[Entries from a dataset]

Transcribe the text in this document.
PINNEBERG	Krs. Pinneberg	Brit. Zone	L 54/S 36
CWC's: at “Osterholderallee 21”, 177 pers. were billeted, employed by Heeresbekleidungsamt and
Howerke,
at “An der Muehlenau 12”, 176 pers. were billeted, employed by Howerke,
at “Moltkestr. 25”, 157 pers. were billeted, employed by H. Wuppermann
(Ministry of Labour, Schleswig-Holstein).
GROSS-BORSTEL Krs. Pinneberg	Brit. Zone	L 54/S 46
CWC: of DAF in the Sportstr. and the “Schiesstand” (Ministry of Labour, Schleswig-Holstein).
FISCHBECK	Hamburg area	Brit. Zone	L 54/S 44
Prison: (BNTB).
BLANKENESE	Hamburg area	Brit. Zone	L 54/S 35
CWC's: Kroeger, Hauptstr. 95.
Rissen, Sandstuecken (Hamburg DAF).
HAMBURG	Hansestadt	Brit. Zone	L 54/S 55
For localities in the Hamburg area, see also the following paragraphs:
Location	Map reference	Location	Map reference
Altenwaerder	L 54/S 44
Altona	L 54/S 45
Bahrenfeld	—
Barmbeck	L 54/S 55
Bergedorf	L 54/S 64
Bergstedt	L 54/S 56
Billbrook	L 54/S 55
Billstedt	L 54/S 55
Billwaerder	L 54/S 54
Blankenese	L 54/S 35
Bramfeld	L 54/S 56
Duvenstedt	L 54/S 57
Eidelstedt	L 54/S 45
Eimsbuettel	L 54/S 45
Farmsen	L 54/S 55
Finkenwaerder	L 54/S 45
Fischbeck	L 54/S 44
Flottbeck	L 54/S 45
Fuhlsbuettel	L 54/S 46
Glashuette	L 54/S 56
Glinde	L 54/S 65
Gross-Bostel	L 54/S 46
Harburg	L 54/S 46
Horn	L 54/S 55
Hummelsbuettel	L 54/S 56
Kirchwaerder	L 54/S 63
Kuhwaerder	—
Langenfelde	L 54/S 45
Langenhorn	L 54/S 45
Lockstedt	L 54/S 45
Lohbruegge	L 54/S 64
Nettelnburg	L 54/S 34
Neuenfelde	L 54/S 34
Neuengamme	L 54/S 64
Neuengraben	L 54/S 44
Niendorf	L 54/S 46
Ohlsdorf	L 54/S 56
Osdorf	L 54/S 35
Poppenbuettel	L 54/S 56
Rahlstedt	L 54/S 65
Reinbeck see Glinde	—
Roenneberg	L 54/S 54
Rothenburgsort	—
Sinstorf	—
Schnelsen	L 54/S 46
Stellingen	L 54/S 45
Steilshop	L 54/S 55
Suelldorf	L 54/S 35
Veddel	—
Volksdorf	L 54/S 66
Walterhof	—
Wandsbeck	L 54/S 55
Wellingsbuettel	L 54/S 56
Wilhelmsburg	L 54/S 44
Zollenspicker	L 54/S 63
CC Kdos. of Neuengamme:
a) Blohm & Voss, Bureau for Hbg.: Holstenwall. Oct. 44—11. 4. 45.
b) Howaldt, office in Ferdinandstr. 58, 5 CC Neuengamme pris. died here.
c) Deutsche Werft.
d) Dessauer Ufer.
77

---

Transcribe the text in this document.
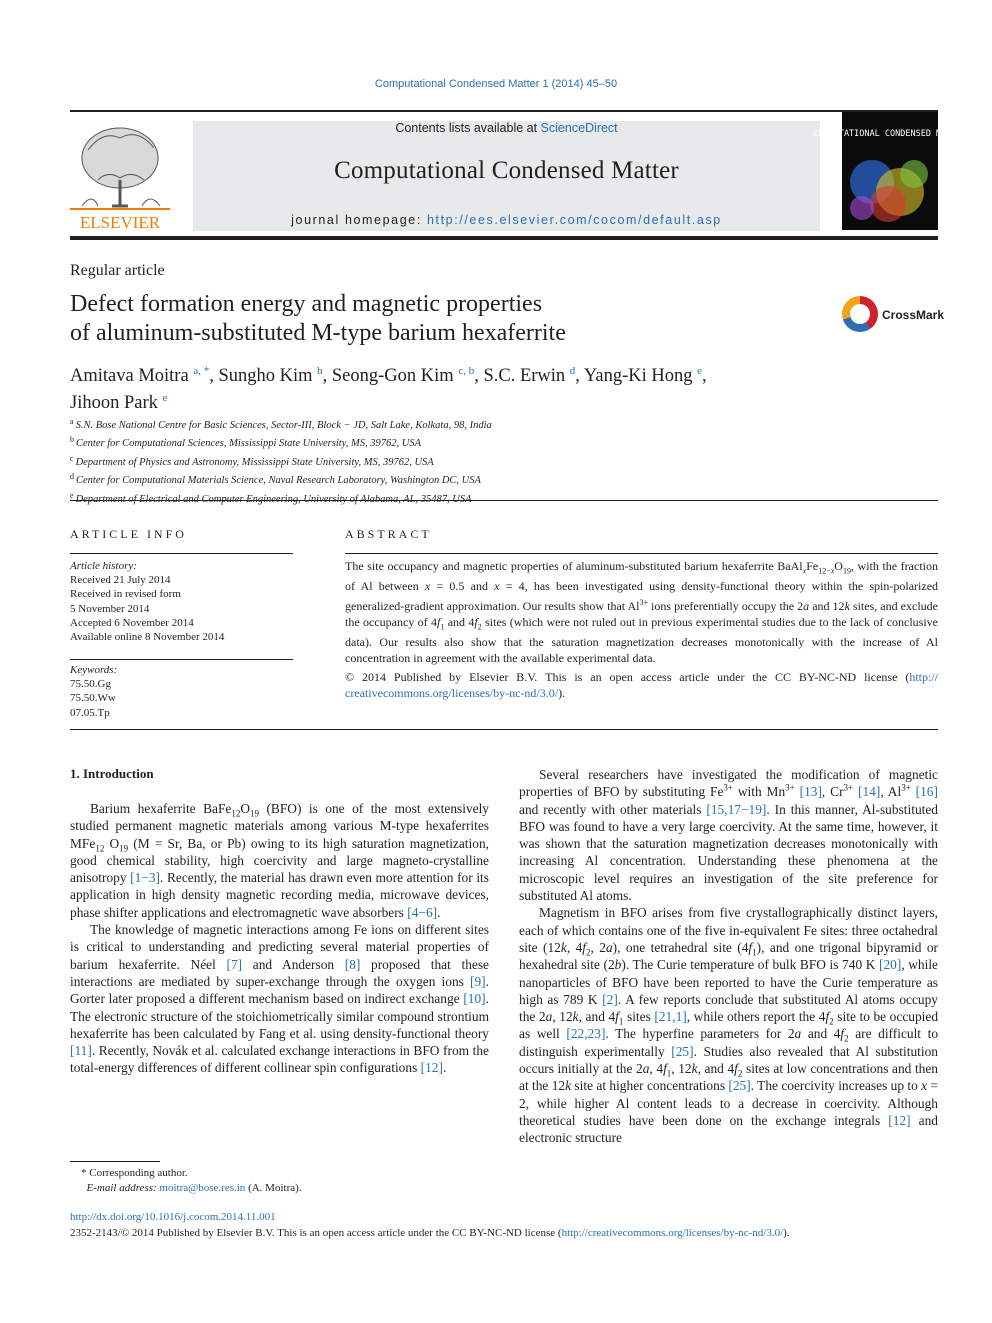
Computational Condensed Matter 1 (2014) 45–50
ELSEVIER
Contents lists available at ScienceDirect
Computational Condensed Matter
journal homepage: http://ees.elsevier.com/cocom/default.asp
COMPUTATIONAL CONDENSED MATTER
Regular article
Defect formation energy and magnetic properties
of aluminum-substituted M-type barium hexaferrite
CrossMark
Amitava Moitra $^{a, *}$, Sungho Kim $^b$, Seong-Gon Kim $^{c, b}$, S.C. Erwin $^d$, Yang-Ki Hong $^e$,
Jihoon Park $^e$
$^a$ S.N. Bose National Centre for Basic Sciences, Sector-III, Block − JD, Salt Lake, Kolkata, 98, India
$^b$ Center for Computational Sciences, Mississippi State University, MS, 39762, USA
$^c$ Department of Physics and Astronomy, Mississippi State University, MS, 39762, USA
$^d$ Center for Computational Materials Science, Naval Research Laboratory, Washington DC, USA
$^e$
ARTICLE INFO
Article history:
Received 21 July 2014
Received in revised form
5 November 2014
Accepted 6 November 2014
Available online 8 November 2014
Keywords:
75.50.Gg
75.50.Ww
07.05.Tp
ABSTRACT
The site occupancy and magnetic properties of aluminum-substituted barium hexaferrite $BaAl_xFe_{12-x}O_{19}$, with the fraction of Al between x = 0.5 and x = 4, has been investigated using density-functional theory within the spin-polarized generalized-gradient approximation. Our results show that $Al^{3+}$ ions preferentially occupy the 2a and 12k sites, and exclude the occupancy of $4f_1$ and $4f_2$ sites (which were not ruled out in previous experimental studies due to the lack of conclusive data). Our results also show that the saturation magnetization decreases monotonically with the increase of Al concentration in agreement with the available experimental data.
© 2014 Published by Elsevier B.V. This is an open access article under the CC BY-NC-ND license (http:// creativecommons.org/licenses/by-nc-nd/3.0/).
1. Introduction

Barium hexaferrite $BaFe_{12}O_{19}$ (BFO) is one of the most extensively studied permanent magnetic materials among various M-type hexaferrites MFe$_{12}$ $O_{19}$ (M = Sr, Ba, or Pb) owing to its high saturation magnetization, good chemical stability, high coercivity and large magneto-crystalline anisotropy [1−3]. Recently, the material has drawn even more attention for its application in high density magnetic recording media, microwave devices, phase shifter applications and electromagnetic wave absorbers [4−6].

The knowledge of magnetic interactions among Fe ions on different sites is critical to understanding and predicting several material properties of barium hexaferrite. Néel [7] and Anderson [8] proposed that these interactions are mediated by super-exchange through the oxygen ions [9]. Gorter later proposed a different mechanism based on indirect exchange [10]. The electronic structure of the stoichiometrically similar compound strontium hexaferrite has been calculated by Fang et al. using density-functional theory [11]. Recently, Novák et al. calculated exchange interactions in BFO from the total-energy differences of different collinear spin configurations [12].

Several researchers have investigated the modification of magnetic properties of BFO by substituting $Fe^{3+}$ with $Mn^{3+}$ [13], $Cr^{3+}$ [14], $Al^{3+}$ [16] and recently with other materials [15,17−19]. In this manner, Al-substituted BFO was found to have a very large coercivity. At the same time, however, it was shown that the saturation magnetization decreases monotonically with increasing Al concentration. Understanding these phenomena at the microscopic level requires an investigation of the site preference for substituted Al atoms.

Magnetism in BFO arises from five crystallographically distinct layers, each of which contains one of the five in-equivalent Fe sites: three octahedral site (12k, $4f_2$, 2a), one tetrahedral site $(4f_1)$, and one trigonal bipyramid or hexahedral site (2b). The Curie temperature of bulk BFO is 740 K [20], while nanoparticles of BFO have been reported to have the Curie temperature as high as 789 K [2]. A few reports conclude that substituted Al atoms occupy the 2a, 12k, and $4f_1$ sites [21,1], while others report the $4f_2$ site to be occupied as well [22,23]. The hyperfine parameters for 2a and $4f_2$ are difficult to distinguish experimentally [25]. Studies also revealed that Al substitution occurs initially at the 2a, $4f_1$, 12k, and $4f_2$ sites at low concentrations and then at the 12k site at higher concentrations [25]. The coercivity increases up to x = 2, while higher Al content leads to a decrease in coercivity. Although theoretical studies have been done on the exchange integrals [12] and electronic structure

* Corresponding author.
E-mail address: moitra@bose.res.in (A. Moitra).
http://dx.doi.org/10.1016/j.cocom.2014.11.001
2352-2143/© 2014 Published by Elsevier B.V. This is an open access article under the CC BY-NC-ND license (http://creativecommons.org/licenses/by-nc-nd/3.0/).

---

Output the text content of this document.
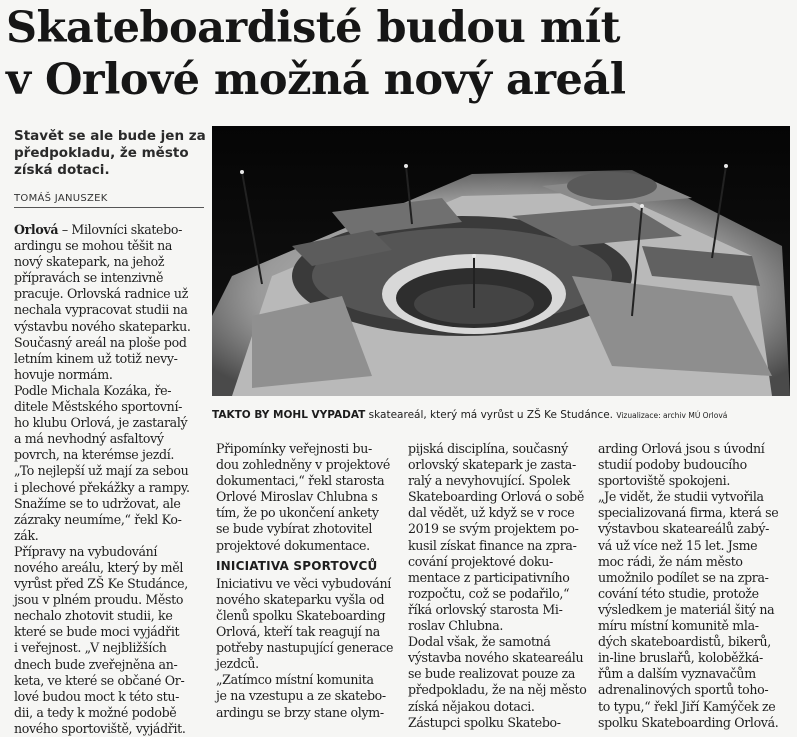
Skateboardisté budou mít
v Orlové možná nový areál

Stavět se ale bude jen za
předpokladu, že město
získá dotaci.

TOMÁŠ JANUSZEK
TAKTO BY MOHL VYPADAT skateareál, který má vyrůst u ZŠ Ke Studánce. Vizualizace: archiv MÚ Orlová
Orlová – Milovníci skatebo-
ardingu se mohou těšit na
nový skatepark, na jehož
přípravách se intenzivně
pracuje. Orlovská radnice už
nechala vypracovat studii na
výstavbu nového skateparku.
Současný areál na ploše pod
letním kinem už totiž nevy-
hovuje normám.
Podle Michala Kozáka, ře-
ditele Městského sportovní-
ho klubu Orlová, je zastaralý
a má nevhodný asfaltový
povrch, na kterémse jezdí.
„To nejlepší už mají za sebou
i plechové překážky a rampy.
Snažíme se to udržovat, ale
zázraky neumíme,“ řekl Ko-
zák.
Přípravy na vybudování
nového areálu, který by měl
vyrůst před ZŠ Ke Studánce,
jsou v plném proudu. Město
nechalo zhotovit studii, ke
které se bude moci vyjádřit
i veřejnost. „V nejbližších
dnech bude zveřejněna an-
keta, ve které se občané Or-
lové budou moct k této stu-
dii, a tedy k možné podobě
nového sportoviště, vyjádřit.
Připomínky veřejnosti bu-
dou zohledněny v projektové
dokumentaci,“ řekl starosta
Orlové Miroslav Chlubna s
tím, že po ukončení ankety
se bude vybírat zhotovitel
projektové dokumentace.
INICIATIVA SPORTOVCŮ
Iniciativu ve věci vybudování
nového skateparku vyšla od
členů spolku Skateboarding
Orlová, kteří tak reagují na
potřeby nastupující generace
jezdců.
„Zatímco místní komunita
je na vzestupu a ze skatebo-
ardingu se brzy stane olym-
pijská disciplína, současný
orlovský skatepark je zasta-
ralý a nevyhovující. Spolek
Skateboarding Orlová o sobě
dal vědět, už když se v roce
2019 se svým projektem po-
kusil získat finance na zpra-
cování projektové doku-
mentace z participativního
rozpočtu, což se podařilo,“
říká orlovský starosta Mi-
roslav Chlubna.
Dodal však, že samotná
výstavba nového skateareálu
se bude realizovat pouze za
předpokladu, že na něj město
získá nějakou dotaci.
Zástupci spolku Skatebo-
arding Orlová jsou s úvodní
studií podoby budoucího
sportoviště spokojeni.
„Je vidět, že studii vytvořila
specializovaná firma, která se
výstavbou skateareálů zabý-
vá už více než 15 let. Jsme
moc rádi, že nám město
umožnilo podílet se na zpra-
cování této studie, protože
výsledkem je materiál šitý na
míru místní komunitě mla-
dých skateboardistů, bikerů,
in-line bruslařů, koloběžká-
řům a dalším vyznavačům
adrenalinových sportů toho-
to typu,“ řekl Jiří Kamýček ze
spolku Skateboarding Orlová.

_Given instruction_. Gather each line holding the string "vyrůst".

_Solution_.
TAKTO BY MOHL VYPADAT skateareál, který má vyrůst u ZŠ Ke Studánce. Vizualizace: archiv MÚ Orlová
vyrůst před ZŠ Ke Studánce,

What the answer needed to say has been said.